Copy each line with the word "Editura" in it.

## START SUPPLIED RECORDS

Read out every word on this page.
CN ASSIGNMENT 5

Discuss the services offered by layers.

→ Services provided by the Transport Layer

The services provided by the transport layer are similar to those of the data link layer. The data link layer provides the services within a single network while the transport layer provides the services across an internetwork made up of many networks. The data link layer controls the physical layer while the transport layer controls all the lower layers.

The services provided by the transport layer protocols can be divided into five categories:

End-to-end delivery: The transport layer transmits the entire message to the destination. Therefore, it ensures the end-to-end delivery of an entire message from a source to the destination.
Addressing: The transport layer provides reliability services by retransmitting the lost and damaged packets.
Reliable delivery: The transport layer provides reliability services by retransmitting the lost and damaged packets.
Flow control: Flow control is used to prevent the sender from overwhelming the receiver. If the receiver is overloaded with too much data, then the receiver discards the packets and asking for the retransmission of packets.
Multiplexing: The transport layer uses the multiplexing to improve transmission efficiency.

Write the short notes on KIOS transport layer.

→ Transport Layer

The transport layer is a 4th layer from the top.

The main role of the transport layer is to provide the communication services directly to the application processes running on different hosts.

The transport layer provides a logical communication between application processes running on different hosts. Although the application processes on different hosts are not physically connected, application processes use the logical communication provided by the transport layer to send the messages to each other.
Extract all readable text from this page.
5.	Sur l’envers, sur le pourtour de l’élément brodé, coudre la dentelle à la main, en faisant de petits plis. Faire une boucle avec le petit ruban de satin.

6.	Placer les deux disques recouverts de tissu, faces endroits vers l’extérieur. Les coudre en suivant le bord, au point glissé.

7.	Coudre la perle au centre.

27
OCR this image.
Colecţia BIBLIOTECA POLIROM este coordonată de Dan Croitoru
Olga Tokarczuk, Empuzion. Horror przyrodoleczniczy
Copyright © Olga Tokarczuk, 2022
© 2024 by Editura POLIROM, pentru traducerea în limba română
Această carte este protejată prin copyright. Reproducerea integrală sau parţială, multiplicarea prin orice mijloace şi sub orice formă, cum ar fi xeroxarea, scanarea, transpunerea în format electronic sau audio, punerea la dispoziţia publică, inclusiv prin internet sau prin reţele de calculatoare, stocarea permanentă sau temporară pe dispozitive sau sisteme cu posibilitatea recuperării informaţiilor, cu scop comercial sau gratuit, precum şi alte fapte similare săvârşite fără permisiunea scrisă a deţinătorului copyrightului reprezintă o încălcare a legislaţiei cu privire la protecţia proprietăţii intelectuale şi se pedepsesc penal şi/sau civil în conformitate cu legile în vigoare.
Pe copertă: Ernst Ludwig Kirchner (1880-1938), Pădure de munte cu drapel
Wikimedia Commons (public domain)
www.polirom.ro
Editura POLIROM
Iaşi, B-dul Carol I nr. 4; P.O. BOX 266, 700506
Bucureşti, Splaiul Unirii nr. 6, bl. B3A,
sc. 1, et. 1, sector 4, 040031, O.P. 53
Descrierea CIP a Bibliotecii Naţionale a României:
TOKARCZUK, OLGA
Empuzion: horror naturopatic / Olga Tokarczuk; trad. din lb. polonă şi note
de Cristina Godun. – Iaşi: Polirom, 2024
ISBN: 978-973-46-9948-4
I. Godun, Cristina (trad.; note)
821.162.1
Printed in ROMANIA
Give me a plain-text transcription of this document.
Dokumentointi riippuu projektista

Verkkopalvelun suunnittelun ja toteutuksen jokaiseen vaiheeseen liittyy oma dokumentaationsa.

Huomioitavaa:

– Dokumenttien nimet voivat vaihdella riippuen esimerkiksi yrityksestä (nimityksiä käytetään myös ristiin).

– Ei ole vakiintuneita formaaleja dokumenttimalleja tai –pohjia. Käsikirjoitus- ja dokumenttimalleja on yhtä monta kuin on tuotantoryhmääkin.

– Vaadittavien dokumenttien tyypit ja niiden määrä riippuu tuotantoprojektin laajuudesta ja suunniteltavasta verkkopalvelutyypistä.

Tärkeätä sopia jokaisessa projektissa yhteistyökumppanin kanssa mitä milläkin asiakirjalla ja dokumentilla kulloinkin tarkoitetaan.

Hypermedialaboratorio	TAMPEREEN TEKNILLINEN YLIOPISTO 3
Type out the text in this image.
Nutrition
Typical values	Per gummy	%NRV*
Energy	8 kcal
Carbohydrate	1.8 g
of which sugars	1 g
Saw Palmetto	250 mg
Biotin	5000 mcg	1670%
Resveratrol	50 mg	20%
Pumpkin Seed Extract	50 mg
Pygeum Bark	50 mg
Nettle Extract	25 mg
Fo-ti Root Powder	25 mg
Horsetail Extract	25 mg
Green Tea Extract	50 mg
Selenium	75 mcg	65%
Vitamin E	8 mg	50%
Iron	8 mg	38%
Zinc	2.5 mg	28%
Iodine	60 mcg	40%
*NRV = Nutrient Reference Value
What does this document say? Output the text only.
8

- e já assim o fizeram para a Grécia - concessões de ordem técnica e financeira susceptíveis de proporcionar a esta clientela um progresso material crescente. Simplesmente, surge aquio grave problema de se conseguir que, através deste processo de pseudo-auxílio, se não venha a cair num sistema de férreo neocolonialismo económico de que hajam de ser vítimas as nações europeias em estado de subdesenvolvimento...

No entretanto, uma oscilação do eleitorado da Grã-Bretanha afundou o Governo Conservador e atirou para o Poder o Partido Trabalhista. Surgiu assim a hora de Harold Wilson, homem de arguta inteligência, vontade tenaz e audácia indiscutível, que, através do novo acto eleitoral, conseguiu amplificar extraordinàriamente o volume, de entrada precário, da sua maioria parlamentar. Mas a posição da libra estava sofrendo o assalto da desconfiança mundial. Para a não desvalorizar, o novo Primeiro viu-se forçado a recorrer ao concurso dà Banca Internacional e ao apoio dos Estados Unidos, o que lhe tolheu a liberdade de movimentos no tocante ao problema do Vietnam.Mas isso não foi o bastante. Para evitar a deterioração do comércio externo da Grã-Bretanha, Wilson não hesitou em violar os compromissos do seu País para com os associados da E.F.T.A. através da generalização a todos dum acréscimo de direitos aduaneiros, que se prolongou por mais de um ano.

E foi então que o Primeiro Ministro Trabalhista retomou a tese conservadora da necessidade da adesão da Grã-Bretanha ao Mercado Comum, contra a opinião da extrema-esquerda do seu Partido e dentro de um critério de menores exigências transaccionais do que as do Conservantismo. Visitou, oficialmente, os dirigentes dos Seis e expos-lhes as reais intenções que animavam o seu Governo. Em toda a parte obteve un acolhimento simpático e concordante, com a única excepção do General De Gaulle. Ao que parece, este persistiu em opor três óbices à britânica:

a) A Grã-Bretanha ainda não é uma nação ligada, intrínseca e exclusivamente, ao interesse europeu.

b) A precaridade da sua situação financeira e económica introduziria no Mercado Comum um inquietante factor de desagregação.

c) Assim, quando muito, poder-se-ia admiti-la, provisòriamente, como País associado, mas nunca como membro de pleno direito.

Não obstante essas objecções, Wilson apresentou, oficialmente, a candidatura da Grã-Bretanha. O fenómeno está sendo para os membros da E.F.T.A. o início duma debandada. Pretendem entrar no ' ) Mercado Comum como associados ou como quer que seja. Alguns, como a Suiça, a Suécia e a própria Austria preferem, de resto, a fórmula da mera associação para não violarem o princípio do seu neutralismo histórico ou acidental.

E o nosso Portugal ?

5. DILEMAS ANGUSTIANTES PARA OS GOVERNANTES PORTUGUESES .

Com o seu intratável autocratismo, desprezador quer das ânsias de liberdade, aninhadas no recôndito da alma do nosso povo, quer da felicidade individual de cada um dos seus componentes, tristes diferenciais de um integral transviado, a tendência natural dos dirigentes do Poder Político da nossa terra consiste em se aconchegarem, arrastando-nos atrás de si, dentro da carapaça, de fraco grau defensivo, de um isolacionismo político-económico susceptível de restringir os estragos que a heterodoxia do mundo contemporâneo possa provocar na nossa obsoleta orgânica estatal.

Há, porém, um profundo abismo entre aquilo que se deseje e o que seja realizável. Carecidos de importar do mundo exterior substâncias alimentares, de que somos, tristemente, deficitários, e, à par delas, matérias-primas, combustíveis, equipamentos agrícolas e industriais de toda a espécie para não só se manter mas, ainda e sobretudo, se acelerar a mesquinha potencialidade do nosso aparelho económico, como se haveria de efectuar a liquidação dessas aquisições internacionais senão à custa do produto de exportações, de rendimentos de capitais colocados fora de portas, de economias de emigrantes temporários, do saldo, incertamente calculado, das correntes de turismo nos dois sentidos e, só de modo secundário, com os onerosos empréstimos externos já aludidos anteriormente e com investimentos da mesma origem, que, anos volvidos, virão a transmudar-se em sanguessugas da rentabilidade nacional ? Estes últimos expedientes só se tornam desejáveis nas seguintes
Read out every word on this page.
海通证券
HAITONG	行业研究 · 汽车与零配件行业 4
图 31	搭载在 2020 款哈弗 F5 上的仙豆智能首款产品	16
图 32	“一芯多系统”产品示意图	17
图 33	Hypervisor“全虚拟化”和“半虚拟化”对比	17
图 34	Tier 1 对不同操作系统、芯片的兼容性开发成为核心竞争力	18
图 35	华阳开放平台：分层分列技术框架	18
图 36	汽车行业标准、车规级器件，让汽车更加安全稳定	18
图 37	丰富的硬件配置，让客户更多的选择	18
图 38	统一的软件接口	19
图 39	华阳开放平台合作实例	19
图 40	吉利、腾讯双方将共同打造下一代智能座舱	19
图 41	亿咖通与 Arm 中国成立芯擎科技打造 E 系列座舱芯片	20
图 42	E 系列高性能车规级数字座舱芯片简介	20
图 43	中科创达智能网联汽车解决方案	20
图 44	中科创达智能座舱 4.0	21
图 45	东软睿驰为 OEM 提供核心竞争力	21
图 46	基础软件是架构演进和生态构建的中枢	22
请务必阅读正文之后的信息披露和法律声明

## END SUPPLIED RECORDS

● ANSWER FOR THIS EXERCISE
© 2024 by Editura POLIROM, pentru traducerea în limba română
Editura POLIROM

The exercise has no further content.